Work instructions:
Find the lines that contain the word "anionic" and copy each one.

Dataset entries on figures
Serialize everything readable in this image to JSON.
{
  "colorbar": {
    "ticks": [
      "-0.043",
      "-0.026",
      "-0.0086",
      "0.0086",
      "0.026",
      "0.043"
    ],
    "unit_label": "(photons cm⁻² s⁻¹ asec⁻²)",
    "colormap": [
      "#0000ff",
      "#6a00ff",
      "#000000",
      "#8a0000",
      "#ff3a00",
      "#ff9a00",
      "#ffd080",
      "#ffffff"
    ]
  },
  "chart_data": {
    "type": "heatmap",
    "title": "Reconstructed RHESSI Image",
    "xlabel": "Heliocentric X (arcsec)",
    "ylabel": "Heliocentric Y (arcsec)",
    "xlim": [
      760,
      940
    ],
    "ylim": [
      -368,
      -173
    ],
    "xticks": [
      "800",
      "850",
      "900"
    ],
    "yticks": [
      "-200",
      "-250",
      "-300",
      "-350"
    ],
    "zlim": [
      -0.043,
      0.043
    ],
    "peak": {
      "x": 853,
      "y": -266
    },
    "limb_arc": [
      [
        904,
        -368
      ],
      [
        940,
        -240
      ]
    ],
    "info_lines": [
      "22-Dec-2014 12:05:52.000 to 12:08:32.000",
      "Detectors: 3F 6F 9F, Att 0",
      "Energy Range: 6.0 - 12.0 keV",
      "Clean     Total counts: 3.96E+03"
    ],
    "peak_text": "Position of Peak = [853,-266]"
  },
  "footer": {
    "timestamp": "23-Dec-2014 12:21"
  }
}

==

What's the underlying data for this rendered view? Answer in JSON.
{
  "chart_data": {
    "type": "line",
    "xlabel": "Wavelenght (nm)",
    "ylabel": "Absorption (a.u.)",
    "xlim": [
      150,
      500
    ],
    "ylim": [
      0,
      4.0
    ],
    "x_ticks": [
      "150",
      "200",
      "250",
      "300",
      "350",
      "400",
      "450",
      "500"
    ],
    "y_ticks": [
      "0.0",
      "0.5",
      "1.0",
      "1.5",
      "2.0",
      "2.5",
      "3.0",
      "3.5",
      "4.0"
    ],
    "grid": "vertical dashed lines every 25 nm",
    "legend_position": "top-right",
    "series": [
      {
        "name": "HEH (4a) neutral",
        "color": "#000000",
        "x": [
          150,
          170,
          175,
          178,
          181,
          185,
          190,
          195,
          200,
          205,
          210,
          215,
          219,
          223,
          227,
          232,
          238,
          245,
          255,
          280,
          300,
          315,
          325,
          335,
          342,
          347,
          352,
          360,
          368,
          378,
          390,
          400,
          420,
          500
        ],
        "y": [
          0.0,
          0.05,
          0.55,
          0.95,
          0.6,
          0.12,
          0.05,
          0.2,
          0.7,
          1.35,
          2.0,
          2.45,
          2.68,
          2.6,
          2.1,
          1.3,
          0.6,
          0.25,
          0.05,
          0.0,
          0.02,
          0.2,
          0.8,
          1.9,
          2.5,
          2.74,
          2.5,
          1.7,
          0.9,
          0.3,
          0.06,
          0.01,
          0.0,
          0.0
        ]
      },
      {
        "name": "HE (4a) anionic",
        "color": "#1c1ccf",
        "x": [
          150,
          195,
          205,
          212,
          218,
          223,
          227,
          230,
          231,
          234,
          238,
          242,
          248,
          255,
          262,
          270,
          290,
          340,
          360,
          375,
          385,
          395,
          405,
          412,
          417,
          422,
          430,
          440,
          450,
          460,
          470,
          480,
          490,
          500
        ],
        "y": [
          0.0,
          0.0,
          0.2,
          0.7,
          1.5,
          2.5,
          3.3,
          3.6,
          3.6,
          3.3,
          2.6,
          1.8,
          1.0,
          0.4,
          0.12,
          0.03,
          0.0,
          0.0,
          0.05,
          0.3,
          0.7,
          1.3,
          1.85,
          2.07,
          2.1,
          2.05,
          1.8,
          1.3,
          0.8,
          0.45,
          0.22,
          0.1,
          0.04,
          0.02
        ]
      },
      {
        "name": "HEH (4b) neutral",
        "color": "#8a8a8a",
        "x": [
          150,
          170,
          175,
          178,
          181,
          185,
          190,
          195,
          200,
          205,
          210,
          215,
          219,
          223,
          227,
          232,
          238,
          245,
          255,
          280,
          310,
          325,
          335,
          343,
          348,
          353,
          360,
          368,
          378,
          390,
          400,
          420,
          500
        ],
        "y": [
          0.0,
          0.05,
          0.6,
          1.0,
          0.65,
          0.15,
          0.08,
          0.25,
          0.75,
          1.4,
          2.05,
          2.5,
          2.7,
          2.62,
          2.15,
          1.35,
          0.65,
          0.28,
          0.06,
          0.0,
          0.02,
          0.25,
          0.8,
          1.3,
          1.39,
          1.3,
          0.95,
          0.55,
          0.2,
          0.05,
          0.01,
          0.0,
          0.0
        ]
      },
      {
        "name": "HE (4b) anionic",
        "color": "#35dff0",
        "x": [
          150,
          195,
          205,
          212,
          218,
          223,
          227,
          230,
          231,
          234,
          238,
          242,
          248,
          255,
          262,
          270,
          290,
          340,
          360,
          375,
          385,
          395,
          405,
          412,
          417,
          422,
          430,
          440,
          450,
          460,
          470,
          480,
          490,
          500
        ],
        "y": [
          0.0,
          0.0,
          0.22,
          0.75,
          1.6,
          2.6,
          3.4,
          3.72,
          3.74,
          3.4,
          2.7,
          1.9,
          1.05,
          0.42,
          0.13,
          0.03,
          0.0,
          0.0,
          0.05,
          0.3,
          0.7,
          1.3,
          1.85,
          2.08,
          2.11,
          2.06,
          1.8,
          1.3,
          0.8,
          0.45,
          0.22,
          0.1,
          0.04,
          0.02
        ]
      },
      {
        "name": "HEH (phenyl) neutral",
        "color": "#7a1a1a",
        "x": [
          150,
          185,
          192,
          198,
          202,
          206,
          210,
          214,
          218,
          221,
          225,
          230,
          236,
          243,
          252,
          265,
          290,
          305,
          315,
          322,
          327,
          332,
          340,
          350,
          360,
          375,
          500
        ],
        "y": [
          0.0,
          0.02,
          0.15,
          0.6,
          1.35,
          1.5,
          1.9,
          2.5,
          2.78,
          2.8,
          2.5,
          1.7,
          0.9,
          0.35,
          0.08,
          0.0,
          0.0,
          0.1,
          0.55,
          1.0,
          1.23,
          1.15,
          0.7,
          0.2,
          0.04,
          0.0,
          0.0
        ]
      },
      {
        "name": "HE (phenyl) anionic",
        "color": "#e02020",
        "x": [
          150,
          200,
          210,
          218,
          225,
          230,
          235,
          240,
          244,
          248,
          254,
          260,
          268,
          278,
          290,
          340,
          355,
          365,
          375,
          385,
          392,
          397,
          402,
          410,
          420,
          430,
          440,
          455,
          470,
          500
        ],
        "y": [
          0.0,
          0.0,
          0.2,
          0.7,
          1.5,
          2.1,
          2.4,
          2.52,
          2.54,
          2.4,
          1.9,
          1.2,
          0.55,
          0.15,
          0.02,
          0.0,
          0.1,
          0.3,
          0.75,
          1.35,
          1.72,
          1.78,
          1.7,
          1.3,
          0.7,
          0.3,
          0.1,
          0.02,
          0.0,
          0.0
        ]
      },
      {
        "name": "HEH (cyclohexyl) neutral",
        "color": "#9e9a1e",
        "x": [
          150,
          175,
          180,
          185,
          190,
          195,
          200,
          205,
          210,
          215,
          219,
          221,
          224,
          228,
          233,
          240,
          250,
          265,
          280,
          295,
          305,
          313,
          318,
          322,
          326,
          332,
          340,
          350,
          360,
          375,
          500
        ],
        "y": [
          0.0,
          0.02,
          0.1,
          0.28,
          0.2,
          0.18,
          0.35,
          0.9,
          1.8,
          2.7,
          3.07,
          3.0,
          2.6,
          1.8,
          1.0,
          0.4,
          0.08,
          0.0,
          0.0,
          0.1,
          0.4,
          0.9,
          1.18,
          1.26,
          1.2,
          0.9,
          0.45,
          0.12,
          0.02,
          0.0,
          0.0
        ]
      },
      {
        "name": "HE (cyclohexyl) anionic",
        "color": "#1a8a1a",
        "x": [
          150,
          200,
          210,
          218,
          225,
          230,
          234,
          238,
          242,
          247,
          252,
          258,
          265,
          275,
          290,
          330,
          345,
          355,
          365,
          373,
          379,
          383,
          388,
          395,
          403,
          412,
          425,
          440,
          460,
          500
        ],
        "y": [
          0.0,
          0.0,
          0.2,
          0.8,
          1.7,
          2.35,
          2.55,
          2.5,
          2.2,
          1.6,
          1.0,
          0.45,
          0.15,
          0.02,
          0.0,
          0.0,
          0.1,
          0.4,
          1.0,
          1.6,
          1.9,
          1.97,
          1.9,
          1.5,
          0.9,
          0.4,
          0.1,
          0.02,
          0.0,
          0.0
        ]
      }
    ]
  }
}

==

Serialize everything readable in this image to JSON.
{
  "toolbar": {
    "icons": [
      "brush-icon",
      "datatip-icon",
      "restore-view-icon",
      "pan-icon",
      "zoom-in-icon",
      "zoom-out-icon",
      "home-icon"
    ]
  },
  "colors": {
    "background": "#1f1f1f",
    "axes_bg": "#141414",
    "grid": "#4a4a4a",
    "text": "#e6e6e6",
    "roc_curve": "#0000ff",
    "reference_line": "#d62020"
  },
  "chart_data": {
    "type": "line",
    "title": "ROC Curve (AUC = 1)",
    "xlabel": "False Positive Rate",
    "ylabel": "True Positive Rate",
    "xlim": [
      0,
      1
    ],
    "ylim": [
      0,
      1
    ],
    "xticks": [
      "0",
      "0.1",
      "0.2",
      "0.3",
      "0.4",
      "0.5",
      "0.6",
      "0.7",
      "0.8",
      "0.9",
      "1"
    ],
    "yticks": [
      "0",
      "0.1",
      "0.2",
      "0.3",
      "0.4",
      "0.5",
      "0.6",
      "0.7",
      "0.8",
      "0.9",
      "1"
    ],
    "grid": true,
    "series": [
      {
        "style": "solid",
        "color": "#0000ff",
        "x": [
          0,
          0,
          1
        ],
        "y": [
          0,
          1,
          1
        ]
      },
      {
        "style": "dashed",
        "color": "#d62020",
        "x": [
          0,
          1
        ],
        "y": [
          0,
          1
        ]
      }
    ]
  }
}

Response:
        "name": "HE (4a) anionic",
        "name": "HE (4b) anionic",
        "name": "HE (phenyl) anionic",
        "name": "HE (cyclohexyl) anionic",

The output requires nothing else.